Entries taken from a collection
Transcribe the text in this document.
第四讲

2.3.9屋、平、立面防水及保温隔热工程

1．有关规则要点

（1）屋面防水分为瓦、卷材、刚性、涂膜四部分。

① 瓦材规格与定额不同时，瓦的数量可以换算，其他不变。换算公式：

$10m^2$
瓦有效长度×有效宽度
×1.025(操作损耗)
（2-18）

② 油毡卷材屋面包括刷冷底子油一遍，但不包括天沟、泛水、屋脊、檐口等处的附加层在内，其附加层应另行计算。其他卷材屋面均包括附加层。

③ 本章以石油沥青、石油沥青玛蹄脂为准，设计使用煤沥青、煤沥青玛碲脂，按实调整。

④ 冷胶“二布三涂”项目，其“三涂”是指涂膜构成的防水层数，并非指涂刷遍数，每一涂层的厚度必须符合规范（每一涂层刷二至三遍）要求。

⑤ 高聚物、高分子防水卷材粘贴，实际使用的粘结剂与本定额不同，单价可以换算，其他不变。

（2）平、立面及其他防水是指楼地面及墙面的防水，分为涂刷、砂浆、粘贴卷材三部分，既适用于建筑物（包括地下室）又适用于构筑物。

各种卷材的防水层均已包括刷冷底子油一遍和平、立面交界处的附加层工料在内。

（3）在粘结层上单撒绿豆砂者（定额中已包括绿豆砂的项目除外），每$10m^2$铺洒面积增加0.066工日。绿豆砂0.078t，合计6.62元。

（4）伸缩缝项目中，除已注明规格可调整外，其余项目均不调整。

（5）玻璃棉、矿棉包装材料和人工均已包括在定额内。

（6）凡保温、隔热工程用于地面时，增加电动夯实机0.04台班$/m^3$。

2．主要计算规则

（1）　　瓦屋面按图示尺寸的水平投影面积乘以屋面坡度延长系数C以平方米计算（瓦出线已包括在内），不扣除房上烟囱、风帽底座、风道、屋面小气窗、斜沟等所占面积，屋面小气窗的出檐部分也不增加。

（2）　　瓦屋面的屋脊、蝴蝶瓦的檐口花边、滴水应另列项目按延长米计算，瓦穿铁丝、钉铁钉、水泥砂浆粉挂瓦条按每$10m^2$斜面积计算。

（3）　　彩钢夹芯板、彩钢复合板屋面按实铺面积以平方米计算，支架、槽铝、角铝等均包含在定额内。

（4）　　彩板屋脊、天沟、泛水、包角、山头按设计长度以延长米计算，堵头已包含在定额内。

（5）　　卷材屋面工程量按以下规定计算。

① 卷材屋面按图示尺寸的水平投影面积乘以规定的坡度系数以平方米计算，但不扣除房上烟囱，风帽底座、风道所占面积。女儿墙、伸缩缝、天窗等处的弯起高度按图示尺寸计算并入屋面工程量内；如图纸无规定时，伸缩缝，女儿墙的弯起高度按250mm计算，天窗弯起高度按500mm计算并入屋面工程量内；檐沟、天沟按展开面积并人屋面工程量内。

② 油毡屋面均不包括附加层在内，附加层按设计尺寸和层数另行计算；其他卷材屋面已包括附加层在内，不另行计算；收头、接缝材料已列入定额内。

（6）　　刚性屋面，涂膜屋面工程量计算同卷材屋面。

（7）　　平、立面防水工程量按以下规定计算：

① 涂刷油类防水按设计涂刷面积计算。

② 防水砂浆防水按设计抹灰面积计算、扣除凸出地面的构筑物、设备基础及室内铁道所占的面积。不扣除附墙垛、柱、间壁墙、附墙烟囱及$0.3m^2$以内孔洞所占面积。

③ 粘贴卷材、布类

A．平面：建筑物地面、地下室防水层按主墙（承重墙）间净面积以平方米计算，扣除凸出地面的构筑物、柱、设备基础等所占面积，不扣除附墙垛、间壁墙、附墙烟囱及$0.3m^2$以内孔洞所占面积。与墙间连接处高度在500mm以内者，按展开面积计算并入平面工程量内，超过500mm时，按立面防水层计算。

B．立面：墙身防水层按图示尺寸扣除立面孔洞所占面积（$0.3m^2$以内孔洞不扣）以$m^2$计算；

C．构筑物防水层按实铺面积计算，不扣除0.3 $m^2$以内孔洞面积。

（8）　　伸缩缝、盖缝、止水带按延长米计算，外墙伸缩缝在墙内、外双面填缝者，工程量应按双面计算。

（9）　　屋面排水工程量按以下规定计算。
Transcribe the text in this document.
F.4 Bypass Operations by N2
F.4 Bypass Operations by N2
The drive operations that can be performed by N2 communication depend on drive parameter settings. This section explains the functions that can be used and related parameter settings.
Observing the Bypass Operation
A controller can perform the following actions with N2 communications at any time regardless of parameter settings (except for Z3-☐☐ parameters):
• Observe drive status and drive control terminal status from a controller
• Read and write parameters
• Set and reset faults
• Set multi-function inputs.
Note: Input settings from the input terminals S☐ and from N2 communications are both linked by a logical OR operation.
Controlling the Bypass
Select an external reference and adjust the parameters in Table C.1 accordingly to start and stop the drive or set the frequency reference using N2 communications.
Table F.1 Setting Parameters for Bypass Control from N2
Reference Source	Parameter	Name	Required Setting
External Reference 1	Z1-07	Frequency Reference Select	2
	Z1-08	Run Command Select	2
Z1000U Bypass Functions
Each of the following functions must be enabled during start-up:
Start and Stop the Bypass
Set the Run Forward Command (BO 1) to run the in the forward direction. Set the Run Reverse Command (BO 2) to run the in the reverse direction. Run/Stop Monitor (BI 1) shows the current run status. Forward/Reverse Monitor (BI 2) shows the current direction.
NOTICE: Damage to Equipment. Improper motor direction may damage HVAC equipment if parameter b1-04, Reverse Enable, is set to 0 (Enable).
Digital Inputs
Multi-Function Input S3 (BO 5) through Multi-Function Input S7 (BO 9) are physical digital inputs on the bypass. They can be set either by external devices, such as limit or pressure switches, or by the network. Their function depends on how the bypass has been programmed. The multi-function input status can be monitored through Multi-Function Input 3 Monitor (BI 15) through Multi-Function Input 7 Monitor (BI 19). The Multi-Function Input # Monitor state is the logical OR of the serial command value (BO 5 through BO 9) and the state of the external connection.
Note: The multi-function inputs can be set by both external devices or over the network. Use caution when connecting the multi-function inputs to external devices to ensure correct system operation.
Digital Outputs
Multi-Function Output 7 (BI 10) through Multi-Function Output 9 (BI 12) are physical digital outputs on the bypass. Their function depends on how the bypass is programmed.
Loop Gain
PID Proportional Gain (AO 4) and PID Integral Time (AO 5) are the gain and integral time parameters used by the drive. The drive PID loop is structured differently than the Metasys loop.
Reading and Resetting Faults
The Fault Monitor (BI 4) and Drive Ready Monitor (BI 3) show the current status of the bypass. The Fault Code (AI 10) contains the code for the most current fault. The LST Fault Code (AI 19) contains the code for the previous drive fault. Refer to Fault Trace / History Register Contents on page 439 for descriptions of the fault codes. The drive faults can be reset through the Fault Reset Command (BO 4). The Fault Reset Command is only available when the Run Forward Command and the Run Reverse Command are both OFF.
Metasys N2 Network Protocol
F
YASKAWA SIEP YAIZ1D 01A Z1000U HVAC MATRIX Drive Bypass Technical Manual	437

__Instructions to follow__. Nothing may be left out: return each entry exactly as it reads.

__The reply__.
Transcribe the text in this document.
第四讲

2.3.9屋、平、立面防水及保温隔热工程

1．有关规则要点

（1）屋面防水分为瓦、卷材、刚性、涂膜四部分。

① 瓦材规格与定额不同时，瓦的数量可以换算，其他不变。换算公式：

$10m^2$
瓦有效长度×有效宽度
×1.025(操作损耗)
（2-18）

② 油毡卷材屋面包括刷冷底子油一遍，但不包括天沟、泛水、屋脊、檐口等处的附加层在内，其附加层应另行计算。其他卷材屋面均包括附加层。

③ 本章以石油沥青、石油沥青玛蹄脂为准，设计使用煤沥青、煤沥青玛碲脂，按实调整。

④ 冷胶“二布三涂”项目，其“三涂”是指涂膜构成的防水层数，并非指涂刷遍数，每一涂层的厚度必须符合规范（每一涂层刷二至三遍）要求。

⑤ 高聚物、高分子防水卷材粘贴，实际使用的粘结剂与本定额不同，单价可以换算，其他不变。

（2）平、立面及其他防水是指楼地面及墙面的防水，分为涂刷、砂浆、粘贴卷材三部分，既适用于建筑物（包括地下室）又适用于构筑物。

各种卷材的防水层均已包括刷冷底子油一遍和平、立面交界处的附加层工料在内。

（3）在粘结层上单撒绿豆砂者（定额中已包括绿豆砂的项目除外），每$10m^2$铺洒面积增加0.066工日。绿豆砂0.078t，合计6.62元。

（4）伸缩缝项目中，除已注明规格可调整外，其余项目均不调整。

（5）玻璃棉、矿棉包装材料和人工均已包括在定额内。

（6）凡保温、隔热工程用于地面时，增加电动夯实机0.04台班$/m^3$。

2．主要计算规则

（1）　　瓦屋面按图示尺寸的水平投影面积乘以屋面坡度延长系数C以平方米计算（瓦出线已包括在内），不扣除房上烟囱、风帽底座、风道、屋面小气窗、斜沟等所占面积，屋面小气窗的出檐部分也不增加。

（2）　　瓦屋面的屋脊、蝴蝶瓦的檐口花边、滴水应另列项目按延长米计算，瓦穿铁丝、钉铁钉、水泥砂浆粉挂瓦条按每$10m^2$斜面积计算。

（3）　　彩钢夹芯板、彩钢复合板屋面按实铺面积以平方米计算，支架、槽铝、角铝等均包含在定额内。

（4）　　彩板屋脊、天沟、泛水、包角、山头按设计长度以延长米计算，堵头已包含在定额内。

（5）　　卷材屋面工程量按以下规定计算。

① 卷材屋面按图示尺寸的水平投影面积乘以规定的坡度系数以平方米计算，但不扣除房上烟囱，风帽底座、风道所占面积。女儿墙、伸缩缝、天窗等处的弯起高度按图示尺寸计算并入屋面工程量内；如图纸无规定时，伸缩缝，女儿墙的弯起高度按250mm计算，天窗弯起高度按500mm计算并入屋面工程量内；檐沟、天沟按展开面积并人屋面工程量内。

② 油毡屋面均不包括附加层在内，附加层按设计尺寸和层数另行计算；其他卷材屋面已包括附加层在内，不另行计算；收头、接缝材料已列入定额内。

（6）　　刚性屋面，涂膜屋面工程量计算同卷材屋面。

（7）　　平、立面防水工程量按以下规定计算：

① 涂刷油类防水按设计涂刷面积计算。

② 防水砂浆防水按设计抹灰面积计算、扣除凸出地面的构筑物、设备基础及室内铁道所占的面积。不扣除附墙垛、柱、间壁墙、附墙烟囱及$0.3m^2$以内孔洞所占面积。

③ 粘贴卷材、布类

A．平面：建筑物地面、地下室防水层按主墙（承重墙）间净面积以平方米计算，扣除凸出地面的构筑物、柱、设备基础等所占面积，不扣除附墙垛、间壁墙、附墙烟囱及$0.3m^2$以内孔洞所占面积。与墙间连接处高度在500mm以内者，按展开面积计算并入平面工程量内，超过500mm时，按立面防水层计算。

B．立面：墙身防水层按图示尺寸扣除立面孔洞所占面积（$0.3m^2$以内孔洞不扣）以$m^2$计算；

C．构筑物防水层按实铺面积计算，不扣除0.3 $m^2$以内孔洞面积。

（8）　　伸缩缝、盖缝、止水带按延长米计算，外墙伸缩缝在墙内、外双面填缝者，工程量应按双面计算。

（9）　　屋面排水工程量按以下规定计算。
Transcribe the text in this document.
F.4 Bypass Operations by N2
F.4 Bypass Operations by N2
The drive operations that can be performed by N2 communication depend on drive parameter settings. This section explains the functions that can be used and related parameter settings.
Observing the Bypass Operation
A controller can perform the following actions with N2 communications at any time regardless of parameter settings (except for Z3-☐☐ parameters):
• Observe drive status and drive control terminal status from a controller
• Read and write parameters
• Set and reset faults
• Set multi-function inputs.
Note: Input settings from the input terminals S☐ and from N2 communications are both linked by a logical OR operation.
Controlling the Bypass
Select an external reference and adjust the parameters in Table C.1 accordingly to start and stop the drive or set the frequency reference using N2 communications.
Table F.1 Setting Parameters for Bypass Control from N2
Reference Source	Parameter	Name	Required Setting
External Reference 1	Z1-07	Frequency Reference Select	2
	Z1-08	Run Command Select	2
Z1000U Bypass Functions
Each of the following functions must be enabled during start-up:
Start and Stop the Bypass
Set the Run Forward Command (BO 1) to run the in the forward direction. Set the Run Reverse Command (BO 2) to run the in the reverse direction. Run/Stop Monitor (BI 1) shows the current run status. Forward/Reverse Monitor (BI 2) shows the current direction.
NOTICE: Damage to Equipment. Improper motor direction may damage HVAC equipment if parameter b1-04, Reverse Enable, is set to 0 (Enable).
Digital Inputs
Multi-Function Input S3 (BO 5) through Multi-Function Input S7 (BO 9) are physical digital inputs on the bypass. They can be set either by external devices, such as limit or pressure switches, or by the network. Their function depends on how the bypass has been programmed. The multi-function input status can be monitored through Multi-Function Input 3 Monitor (BI 15) through Multi-Function Input 7 Monitor (BI 19). The Multi-Function Input # Monitor state is the logical OR of the serial command value (BO 5 through BO 9) and the state of the external connection.
Note: The multi-function inputs can be set by both external devices or over the network. Use caution when connecting the multi-function inputs to external devices to ensure correct system operation.
Digital Outputs
Multi-Function Output 7 (BI 10) through Multi-Function Output 9 (BI 12) are physical digital outputs on the bypass. Their function depends on how the bypass is programmed.
Loop Gain
PID Proportional Gain (AO 4) and PID Integral Time (AO 5) are the gain and integral time parameters used by the drive. The drive PID loop is structured differently than the Metasys loop.
Reading and Resetting Faults
The Fault Monitor (BI 4) and Drive Ready Monitor (BI 3) show the current status of the bypass. The Fault Code (AI 10) contains the code for the most current fault. The LST Fault Code (AI 19) contains the code for the previous drive fault. Refer to Fault Trace / History Register Contents on page 439 for descriptions of the fault codes. The drive faults can be reset through the Fault Reset Command (BO 4). The Fault Reset Command is only available when the Run Forward Command and the Run Reverse Command are both OFF.
Metasys N2 Network Protocol
F
YASKAWA SIEP YAIZ1D 01A Z1000U HVAC MATRIX Drive Bypass Technical Manual	437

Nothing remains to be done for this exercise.